▶ [Items]:

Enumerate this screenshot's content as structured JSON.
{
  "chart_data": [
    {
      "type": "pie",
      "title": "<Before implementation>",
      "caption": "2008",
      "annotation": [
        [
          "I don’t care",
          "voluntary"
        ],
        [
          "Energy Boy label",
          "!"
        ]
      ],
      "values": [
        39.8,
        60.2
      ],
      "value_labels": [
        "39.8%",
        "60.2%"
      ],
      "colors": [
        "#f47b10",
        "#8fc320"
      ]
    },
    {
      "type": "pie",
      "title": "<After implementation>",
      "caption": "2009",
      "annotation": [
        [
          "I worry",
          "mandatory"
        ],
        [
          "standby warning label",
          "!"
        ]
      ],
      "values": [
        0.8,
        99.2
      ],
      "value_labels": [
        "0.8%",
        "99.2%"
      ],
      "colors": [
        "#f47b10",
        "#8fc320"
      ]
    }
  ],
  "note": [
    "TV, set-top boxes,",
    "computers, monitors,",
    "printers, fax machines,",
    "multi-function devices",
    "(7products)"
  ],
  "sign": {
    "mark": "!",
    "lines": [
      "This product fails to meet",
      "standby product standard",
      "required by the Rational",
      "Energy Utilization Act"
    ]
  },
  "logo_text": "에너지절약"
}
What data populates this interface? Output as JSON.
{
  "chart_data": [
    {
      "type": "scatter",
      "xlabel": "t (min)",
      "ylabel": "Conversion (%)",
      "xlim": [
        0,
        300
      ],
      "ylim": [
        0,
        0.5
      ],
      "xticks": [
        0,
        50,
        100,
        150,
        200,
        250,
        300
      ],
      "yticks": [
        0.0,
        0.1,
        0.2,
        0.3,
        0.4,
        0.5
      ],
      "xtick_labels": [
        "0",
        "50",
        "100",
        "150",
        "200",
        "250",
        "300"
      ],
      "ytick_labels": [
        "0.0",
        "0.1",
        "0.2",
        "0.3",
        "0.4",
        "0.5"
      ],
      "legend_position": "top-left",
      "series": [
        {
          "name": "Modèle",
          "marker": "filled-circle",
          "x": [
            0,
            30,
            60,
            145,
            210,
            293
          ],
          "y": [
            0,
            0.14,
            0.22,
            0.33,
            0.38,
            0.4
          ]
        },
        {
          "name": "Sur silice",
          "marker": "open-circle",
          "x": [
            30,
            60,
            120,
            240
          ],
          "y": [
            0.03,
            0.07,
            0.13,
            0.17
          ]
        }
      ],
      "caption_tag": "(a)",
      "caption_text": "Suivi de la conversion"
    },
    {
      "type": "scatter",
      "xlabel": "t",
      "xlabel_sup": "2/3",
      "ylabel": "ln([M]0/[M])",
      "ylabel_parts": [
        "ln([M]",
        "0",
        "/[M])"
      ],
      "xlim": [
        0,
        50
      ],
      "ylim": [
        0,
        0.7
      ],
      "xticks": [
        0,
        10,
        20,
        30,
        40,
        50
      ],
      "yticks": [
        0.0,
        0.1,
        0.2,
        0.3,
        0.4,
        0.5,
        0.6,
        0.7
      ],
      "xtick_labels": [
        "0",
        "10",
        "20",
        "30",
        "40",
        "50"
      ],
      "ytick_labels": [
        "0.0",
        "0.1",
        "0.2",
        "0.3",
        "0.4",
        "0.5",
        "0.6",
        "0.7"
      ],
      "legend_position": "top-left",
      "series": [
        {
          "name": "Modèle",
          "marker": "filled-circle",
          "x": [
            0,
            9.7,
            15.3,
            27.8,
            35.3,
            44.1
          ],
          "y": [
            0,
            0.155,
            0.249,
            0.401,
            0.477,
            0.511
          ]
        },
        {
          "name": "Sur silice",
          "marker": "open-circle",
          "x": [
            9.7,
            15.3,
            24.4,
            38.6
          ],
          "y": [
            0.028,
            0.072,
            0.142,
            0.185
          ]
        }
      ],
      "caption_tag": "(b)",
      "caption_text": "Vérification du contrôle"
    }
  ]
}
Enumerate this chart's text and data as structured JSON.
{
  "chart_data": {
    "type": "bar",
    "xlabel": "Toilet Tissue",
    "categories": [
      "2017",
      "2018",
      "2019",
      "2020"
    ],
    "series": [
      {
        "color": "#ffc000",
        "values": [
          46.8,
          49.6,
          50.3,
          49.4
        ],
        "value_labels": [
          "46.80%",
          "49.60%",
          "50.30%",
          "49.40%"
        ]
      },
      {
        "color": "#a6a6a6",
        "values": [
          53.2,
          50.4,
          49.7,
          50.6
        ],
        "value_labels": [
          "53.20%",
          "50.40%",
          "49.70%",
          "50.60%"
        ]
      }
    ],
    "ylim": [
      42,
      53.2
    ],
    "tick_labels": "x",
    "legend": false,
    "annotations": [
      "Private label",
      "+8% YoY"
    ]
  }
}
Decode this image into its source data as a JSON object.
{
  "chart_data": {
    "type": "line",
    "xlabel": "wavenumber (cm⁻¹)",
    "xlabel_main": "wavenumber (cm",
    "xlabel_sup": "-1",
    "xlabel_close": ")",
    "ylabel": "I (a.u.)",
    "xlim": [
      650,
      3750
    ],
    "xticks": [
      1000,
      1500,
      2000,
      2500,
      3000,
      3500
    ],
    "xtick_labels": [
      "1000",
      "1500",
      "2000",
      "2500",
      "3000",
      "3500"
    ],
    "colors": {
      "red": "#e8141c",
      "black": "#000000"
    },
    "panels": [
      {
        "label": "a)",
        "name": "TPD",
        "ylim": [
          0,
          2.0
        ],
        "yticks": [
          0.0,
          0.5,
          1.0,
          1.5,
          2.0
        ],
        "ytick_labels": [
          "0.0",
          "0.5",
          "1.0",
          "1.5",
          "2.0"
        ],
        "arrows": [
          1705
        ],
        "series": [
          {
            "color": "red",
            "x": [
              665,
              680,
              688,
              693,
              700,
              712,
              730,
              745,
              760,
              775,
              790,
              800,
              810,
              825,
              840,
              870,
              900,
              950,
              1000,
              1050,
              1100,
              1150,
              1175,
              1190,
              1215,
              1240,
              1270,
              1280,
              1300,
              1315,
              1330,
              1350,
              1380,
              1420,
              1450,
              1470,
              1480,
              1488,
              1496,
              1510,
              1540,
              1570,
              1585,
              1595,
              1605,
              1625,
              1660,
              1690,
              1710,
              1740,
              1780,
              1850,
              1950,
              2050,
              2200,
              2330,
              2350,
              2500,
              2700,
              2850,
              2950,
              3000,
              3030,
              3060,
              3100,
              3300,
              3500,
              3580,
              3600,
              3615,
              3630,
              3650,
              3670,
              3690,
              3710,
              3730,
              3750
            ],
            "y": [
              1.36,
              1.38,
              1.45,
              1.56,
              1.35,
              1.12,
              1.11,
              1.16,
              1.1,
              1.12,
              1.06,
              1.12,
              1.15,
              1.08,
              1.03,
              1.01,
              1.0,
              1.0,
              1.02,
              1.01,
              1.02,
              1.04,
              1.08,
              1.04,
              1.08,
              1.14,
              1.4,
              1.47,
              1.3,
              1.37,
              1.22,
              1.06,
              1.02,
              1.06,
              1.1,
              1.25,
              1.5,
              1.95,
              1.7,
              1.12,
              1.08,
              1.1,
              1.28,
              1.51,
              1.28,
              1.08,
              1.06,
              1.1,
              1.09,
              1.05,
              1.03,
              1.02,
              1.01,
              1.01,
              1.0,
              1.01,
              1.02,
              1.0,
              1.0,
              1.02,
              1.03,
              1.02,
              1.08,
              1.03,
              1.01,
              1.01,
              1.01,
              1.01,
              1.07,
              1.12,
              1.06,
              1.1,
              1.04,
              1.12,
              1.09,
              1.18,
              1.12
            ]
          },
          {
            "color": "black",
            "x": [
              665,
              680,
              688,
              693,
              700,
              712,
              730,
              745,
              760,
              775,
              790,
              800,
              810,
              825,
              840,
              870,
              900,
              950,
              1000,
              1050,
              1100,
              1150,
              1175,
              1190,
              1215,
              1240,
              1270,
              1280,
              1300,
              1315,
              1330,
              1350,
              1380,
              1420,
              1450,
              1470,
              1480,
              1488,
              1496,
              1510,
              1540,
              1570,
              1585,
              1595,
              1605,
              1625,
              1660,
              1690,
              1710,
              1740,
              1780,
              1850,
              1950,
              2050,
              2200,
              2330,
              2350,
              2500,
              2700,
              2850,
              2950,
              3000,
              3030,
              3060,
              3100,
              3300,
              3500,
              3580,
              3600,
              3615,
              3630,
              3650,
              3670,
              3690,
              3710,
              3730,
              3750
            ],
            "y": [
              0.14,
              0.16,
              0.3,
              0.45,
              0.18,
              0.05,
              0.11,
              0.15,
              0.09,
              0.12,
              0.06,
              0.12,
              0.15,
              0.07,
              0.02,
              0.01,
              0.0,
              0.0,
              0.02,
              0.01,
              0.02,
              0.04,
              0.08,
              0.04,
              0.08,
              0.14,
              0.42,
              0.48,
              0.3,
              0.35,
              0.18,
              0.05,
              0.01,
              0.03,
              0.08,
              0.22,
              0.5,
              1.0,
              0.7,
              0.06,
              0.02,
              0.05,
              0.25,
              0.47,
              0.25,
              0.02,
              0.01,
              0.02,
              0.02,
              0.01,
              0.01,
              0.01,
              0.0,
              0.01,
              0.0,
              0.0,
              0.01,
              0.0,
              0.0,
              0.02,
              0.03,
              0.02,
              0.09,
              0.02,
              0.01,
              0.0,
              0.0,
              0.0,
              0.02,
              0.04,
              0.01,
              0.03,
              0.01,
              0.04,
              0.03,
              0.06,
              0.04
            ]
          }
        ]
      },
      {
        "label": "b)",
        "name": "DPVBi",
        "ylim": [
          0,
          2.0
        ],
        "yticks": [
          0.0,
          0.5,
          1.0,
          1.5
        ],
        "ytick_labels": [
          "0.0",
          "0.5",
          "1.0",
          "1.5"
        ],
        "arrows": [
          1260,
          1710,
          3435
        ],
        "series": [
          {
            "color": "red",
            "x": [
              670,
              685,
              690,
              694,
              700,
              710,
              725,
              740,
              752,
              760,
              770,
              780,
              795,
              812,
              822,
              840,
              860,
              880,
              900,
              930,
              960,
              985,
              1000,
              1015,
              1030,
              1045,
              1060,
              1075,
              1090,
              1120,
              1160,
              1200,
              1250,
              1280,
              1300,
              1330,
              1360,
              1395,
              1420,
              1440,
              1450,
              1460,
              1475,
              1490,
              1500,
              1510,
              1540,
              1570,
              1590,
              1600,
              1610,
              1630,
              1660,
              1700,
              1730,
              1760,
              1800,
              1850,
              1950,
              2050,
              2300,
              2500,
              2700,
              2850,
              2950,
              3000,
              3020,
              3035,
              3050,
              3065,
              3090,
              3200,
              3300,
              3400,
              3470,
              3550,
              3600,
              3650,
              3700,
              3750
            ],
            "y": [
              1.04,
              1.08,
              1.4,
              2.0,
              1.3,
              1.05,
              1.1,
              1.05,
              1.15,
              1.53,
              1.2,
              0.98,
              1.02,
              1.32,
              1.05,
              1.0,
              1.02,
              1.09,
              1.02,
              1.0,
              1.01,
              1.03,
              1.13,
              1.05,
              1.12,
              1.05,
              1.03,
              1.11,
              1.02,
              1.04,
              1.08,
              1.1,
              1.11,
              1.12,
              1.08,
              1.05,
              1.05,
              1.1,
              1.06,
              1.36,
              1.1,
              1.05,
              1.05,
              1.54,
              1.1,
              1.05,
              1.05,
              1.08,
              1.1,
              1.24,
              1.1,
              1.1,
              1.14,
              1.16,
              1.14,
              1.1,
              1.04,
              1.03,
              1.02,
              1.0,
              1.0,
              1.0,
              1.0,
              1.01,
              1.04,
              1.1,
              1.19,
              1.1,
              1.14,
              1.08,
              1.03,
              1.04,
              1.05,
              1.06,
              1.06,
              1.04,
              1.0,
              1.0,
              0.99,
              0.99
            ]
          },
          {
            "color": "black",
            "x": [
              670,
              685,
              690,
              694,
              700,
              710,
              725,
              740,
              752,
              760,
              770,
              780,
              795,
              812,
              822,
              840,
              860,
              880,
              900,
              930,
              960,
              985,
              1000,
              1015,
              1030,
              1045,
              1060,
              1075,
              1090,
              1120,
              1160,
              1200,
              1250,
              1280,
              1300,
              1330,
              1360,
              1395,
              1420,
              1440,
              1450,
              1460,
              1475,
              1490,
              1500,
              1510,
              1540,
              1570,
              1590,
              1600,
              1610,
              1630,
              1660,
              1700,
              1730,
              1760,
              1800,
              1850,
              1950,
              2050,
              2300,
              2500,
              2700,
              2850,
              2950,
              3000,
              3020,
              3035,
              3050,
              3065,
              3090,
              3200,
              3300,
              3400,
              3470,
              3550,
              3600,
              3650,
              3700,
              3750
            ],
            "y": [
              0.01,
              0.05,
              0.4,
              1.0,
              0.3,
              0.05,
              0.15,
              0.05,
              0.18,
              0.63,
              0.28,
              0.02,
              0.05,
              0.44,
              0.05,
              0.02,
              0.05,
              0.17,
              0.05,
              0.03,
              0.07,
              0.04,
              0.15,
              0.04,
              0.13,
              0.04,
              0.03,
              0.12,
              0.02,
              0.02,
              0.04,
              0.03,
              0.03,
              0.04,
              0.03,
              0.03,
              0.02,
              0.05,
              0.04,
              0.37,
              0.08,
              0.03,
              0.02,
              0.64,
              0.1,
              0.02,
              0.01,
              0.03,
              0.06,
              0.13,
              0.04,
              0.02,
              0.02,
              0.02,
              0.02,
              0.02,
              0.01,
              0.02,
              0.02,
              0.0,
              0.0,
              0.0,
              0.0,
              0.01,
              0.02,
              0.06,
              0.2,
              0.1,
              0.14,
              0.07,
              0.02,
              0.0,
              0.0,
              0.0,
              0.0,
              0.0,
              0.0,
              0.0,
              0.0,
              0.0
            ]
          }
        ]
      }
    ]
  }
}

▶ [Exercise directions]:
Scan the material above. Copy each line that holds the word "title".

▶ [Answer for this exercise]:
      "title": "<Before implementation>",
      "title": "<After implementation>",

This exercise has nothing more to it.